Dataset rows

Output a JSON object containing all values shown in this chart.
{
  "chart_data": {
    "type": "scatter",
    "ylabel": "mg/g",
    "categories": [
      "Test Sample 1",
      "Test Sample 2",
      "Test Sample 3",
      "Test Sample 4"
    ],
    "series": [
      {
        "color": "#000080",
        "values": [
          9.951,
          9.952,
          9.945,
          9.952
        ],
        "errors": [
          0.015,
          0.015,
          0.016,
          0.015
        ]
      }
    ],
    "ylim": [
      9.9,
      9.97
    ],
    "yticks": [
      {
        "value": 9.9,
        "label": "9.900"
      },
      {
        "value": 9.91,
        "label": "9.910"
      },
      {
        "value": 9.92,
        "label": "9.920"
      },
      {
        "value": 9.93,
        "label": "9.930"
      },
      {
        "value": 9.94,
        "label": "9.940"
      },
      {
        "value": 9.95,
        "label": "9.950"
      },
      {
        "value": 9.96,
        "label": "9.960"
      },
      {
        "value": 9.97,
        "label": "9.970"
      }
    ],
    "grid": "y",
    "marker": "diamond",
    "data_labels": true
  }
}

[Requirements]: Pick out the lines that have the word "values". Copy them all.

[Output]:
Output a JSON object containing all values shown in this chart.
        "values": [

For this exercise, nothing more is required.